Exercise objective:
Can you write out the records again, starting at the beginning and ending at the line that contains "blend-line: Golden Oyster", with every "blend-text" replaced by "blend-label" and nothing else changed?

# START OF Input records

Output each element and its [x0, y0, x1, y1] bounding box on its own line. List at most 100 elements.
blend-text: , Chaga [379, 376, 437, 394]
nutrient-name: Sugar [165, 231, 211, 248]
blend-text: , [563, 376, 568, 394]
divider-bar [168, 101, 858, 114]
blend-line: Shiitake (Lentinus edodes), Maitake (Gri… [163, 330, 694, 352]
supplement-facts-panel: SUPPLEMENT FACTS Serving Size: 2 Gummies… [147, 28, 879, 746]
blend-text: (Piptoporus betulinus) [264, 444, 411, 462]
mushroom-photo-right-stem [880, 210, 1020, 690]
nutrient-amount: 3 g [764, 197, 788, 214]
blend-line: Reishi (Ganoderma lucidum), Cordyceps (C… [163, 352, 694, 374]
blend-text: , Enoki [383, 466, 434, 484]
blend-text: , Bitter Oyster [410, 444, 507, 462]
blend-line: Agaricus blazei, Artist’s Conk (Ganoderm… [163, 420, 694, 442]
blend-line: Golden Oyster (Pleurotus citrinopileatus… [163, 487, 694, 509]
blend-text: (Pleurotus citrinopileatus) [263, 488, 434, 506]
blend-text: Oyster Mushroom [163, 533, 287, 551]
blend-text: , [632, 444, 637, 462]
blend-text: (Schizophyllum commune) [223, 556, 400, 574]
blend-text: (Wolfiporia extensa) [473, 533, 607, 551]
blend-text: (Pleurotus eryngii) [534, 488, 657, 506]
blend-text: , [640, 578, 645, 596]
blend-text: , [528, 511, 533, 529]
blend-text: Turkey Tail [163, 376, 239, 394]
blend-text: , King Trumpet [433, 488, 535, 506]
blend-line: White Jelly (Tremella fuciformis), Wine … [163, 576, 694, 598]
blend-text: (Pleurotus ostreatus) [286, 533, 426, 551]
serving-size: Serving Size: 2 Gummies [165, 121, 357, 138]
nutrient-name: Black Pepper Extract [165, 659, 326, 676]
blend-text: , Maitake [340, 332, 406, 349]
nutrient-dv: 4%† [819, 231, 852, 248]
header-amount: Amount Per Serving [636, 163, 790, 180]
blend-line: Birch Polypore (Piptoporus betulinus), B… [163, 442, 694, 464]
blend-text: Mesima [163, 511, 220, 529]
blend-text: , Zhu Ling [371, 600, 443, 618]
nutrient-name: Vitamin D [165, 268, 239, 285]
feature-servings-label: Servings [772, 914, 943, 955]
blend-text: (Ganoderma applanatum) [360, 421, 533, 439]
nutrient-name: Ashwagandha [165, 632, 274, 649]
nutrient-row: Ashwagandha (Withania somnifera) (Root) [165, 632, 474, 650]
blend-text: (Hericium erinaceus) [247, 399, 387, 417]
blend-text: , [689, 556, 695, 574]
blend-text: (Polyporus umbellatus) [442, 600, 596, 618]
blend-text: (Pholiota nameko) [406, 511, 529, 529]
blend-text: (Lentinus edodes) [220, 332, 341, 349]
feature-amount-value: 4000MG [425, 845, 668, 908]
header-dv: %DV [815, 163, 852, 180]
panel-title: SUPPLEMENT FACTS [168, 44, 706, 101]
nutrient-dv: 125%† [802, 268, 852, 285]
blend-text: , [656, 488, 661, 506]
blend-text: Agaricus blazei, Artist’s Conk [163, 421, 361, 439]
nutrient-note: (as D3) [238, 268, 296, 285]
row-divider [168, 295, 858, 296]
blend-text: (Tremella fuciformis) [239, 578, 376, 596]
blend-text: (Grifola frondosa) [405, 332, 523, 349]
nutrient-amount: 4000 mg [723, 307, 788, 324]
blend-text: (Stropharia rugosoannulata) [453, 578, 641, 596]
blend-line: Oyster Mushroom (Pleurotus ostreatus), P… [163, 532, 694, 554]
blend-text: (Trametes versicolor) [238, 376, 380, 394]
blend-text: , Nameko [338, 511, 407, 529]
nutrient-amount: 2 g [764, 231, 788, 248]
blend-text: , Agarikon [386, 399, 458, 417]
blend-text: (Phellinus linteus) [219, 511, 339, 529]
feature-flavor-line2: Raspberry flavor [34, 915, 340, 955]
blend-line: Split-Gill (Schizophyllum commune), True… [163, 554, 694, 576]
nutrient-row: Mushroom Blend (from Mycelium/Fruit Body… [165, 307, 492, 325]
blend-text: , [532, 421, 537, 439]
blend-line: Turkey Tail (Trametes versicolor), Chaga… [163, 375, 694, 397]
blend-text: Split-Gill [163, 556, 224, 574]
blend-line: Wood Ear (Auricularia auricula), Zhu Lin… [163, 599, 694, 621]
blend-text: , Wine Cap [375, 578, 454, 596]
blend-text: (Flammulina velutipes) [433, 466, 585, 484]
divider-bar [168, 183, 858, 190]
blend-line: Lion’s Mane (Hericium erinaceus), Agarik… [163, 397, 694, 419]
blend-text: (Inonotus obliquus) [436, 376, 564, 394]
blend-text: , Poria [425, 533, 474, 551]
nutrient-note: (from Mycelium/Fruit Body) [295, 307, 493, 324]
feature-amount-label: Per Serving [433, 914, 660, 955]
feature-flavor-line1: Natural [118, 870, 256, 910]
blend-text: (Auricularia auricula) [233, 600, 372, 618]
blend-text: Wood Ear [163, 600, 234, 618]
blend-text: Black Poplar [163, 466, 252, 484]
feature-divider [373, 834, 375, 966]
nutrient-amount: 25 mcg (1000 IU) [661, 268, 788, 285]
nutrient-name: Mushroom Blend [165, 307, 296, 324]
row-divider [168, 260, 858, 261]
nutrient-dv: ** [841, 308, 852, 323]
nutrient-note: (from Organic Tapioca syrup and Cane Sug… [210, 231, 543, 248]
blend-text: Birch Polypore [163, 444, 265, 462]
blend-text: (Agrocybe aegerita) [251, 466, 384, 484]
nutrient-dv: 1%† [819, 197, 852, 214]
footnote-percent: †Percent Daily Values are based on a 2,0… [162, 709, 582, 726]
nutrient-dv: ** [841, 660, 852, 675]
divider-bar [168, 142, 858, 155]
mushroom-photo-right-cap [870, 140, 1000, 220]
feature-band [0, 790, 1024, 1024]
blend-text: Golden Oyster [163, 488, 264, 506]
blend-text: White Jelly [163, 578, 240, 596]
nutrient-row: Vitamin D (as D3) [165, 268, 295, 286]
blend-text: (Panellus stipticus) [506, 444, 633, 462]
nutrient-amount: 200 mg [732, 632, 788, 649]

# END OF Input records

Task answer:
Output each element and its [x0, y0, x1, y1] bounding box on its own line. List at most 100 elements.
blend-label: , Chaga [379, 376, 437, 394]
nutrient-name: Sugar [165, 231, 211, 248]
blend-label: , [563, 376, 568, 394]
divider-bar [168, 101, 858, 114]
blend-line: Shiitake (Lentinus edodes), Maitake (Gri… [163, 330, 694, 352]
supplement-facts-panel: SUPPLEMENT FACTS Serving Size: 2 Gummies… [147, 28, 879, 746]
blend-label: (Piptoporus betulinus) [264, 444, 411, 462]
mushroom-photo-right-stem [880, 210, 1020, 690]
nutrient-amount: 3 g [764, 197, 788, 214]
blend-line: Reishi (Ganoderma lucidum), Cordyceps (C… [163, 352, 694, 374]
blend-label: , Enoki [383, 466, 434, 484]
blend-label: , Bitter Oyster [410, 444, 507, 462]
blend-line: Agaricus blazei, Artist’s Conk (Ganoderm… [163, 420, 694, 442]
blend-line: Golden Oyster (Pleurotus citrinopileatus… [163, 487, 694, 509]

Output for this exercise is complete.